(Dataset records)

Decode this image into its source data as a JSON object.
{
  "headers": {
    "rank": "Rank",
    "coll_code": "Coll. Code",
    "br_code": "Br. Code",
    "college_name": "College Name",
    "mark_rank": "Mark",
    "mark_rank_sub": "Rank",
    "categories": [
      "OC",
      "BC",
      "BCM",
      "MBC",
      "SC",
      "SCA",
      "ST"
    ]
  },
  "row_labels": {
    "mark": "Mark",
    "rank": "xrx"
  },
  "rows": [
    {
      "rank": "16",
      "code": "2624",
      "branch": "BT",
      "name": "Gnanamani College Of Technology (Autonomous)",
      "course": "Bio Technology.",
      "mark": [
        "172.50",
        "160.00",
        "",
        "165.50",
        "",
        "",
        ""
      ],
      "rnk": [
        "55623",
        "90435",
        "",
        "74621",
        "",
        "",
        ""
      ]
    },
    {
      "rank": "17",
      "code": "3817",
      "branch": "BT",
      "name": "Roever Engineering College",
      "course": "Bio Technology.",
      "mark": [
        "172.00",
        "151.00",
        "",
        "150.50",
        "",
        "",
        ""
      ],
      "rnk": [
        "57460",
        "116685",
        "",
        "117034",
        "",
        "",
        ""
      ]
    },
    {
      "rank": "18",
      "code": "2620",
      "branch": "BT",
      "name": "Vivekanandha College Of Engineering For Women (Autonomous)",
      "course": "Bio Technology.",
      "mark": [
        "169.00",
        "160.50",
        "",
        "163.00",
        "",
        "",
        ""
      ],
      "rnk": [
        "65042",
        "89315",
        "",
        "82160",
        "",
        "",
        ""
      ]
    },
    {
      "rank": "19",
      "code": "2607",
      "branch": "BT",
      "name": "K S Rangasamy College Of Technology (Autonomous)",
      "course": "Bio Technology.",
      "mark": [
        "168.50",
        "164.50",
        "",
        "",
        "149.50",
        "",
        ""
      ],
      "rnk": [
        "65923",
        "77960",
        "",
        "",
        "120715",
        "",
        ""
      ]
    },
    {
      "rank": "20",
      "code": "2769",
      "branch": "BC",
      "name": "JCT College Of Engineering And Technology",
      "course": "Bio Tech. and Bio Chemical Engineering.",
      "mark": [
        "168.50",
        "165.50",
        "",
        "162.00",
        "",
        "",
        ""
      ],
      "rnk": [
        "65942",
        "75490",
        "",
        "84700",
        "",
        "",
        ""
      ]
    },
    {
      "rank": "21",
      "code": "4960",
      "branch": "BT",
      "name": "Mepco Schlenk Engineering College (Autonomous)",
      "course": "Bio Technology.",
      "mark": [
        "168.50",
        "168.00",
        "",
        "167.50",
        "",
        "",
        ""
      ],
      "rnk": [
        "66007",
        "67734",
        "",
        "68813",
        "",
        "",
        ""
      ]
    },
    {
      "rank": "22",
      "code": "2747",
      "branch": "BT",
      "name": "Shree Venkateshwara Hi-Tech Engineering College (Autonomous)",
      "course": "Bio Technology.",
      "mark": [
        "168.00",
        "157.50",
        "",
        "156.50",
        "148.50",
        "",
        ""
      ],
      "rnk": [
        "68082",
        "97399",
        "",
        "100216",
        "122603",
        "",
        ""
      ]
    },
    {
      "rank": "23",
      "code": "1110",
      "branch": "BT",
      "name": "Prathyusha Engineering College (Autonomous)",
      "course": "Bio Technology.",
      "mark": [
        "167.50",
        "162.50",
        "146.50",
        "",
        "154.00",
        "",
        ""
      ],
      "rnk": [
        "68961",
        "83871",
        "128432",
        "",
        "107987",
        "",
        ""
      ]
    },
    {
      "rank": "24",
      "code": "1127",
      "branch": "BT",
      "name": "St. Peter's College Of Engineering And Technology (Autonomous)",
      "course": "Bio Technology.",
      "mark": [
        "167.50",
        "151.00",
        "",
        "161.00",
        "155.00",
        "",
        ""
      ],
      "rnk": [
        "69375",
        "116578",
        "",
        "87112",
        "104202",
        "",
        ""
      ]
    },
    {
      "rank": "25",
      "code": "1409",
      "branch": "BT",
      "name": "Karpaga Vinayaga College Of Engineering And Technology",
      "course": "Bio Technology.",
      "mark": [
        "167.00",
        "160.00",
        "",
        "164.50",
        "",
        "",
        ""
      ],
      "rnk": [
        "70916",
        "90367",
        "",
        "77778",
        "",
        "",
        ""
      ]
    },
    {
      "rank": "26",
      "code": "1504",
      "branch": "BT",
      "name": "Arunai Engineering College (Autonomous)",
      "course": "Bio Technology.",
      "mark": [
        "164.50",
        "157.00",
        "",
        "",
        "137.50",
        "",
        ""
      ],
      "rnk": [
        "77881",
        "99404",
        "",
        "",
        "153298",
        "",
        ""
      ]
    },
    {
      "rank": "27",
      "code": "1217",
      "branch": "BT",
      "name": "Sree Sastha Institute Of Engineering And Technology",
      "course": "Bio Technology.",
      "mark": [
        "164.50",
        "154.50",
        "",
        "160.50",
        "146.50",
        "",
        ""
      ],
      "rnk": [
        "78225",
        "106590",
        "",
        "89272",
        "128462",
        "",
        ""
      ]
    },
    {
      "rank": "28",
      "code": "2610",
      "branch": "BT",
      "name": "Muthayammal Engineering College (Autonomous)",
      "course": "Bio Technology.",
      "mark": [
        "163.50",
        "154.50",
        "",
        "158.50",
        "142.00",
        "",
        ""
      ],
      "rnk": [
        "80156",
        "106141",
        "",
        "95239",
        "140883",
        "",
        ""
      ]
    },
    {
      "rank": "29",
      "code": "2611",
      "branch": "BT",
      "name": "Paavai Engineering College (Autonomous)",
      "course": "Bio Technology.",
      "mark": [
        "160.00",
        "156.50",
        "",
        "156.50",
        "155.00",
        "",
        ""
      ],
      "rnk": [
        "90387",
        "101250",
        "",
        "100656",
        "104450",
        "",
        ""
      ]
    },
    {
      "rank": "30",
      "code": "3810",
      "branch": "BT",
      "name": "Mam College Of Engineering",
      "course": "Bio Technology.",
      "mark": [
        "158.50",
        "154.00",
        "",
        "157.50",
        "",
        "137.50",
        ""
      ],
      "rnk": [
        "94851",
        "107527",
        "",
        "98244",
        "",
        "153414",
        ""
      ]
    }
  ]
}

**Aim of the task:**
Give the material above again, word for word.

**Completed task:**
Decode this image into its source data as a JSON object.
{
  "headers": {
    "rank": "Rank",
    "coll_code": "Coll. Code",
    "br_code": "Br. Code",
    "college_name": "College Name",
    "mark_rank": "Mark",
    "mark_rank_sub": "Rank",
    "categories": [
      "OC",
      "BC",
      "BCM",
      "MBC",
      "SC",
      "SCA",
      "ST"
    ]
  },
  "row_labels": {
    "mark": "Mark",
    "rank": "xrx"
  },
  "rows": [
    {
      "rank": "16",
      "code": "2624",
      "branch": "BT",
      "name": "Gnanamani College Of Technology (Autonomous)",
      "course": "Bio Technology.",
      "mark": [
        "172.50",
        "160.00",
        "",
        "165.50",
        "",
        "",
        ""
      ],
      "rnk": [
        "55623",
        "90435",
        "",
        "74621",
        "",
        "",
        ""
      ]
    },
    {
      "rank": "17",
      "code": "3817",
      "branch": "BT",
      "name": "Roever Engineering College",
      "course": "Bio Technology.",
      "mark": [
        "172.00",
        "151.00",
        "",
        "150.50",
        "",
        "",
        ""
      ],
      "rnk": [
        "57460",
        "116685",
        "",
        "117034",
        "",
        "",
        ""
      ]
    },
    {
      "rank": "18",
      "code": "2620",
      "branch": "BT",
      "name": "Vivekanandha College Of Engineering For Women (Autonomous)",
      "course": "Bio Technology.",
      "mark": [
        "169.00",
        "160.50",
        "",
        "163.00",
        "",
        "",
        ""
      ],
      "rnk": [
        "65042",
        "89315",
        "",
        "82160",
        "",
        "",
        ""
      ]
    },
    {
      "rank": "19",
      "code": "2607",
      "branch": "BT",
      "name": "K S Rangasamy College Of Technology (Autonomous)",
      "course": "Bio Technology.",
      "mark": [
        "168.50",
        "164.50",
        "",
        "",
        "149.50",
        "",
        ""
      ],
      "rnk": [
        "65923",
        "77960",
        "",
        "",
        "120715",
        "",
        ""
      ]
    },
    {
      "rank": "20",
      "code": "2769",
      "branch": "BC",
      "name": "JCT College Of Engineering And Technology",
      "course": "Bio Tech. and Bio Chemical Engineering.",
      "mark": [
        "168.50",
        "165.50",
        "",
        "162.00",
        "",
        "",
        ""
      ],
      "rnk": [
        "65942",
        "75490",
        "",
        "84700",
        "",
        "",
        ""
      ]
    },
    {
      "rank": "21",
      "code": "4960",
      "branch": "BT",
      "name": "Mepco Schlenk Engineering College (Autonomous)",
      "course": "Bio Technology.",
      "mark": [
        "168.50",
        "168.00",
        "",
        "167.50",
        "",
        "",
        ""
      ],
      "rnk": [
        "66007",
        "67734",
        "",
        "68813",
        "",
        "",
        ""
      ]
    },
    {
      "rank": "22",
      "code": "2747",
      "branch": "BT",
      "name": "Shree Venkateshwara Hi-Tech Engineering College (Autonomous)",
      "course": "Bio Technology.",
      "mark": [
        "168.00",
        "157.50",
        "",
        "156.50",
        "148.50",
        "",
        ""
      ],
      "rnk": [
        "68082",
        "97399",
        "",
        "100216",
        "122603",
        "",
        ""
      ]
    },
    {
      "rank": "23",
      "code": "1110",
      "branch": "BT",
      "name": "Prathyusha Engineering College (Autonomous)",
      "course": "Bio Technology.",
      "mark": [
        "167.50",
        "162.50",
        "146.50",
        "",
        "154.00",
        "",
        ""
      ],
      "rnk": [
        "68961",
        "83871",
        "128432",
        "",
        "107987",
        "",
        ""
      ]
    },
    {
      "rank": "24",
      "code": "1127",
      "branch": "BT",
      "name": "St. Peter's College Of Engineering And Technology (Autonomous)",
      "course": "Bio Technology.",
      "mark": [
        "167.50",
        "151.00",
        "",
        "161.00",
        "155.00",
        "",
        ""
      ],
      "rnk": [
        "69375",
        "116578",
        "",
        "87112",
        "104202",
        "",
        ""
      ]
    },
    {
      "rank": "25",
      "code": "1409",
      "branch": "BT",
      "name": "Karpaga Vinayaga College Of Engineering And Technology",
      "course": "Bio Technology.",
      "mark": [
        "167.00",
        "160.00",
        "",
        "164.50",
        "",
        "",
        ""
      ],
      "rnk": [
        "70916",
        "90367",
        "",
        "77778",
        "",
        "",
        ""
      ]
    },
    {
      "rank": "26",
      "code": "1504",
      "branch": "BT",
      "name": "Arunai Engineering College (Autonomous)",
      "course": "Bio Technology.",
      "mark": [
        "164.50",
        "157.00",
        "",
        "",
        "137.50",
        "",
        ""
      ],
      "rnk": [
        "77881",
        "99404",
        "",
        "",
        "153298",
        "",
        ""
      ]
    },
    {
      "rank": "27",
      "code": "1217",
      "branch": "BT",
      "name": "Sree Sastha Institute Of Engineering And Technology",
      "course": "Bio Technology.",
      "mark": [
        "164.50",
        "154.50",
        "",
        "160.50",
        "146.50",
        "",
        ""
      ],
      "rnk": [
        "78225",
        "106590",
        "",
        "89272",
        "128462",
        "",
        ""
      ]
    },
    {
      "rank": "28",
      "code": "2610",
      "branch": "BT",
      "name": "Muthayammal Engineering College (Autonomous)",
      "course": "Bio Technology.",
      "mark": [
        "163.50",
        "154.50",
        "",
        "158.50",
        "142.00",
        "",
        ""
      ],
      "rnk": [
        "80156",
        "106141",
        "",
        "95239",
        "140883",
        "",
        ""
      ]
    },
    {
      "rank": "29",
      "code": "2611",
      "branch": "BT",
      "name": "Paavai Engineering College (Autonomous)",
      "course": "Bio Technology.",
      "mark": [
        "160.00",
        "156.50",
        "",
        "156.50",
        "155.00",
        "",
        ""
      ],
      "rnk": [
        "90387",
        "101250",
        "",
        "100656",
        "104450",
        "",
        ""
      ]
    },
    {
      "rank": "30",
      "code": "3810",
      "branch": "BT",
      "name": "Mam College Of Engineering",
      "course": "Bio Technology.",
      "mark": [
        "158.50",
        "154.00",
        "",
        "157.50",
        "",
        "137.50",
        ""
      ],
      "rnk": [
        "94851",
        "107527",
        "",
        "98244",
        "",
        "153414",
        ""
      ]
    }
  ]
}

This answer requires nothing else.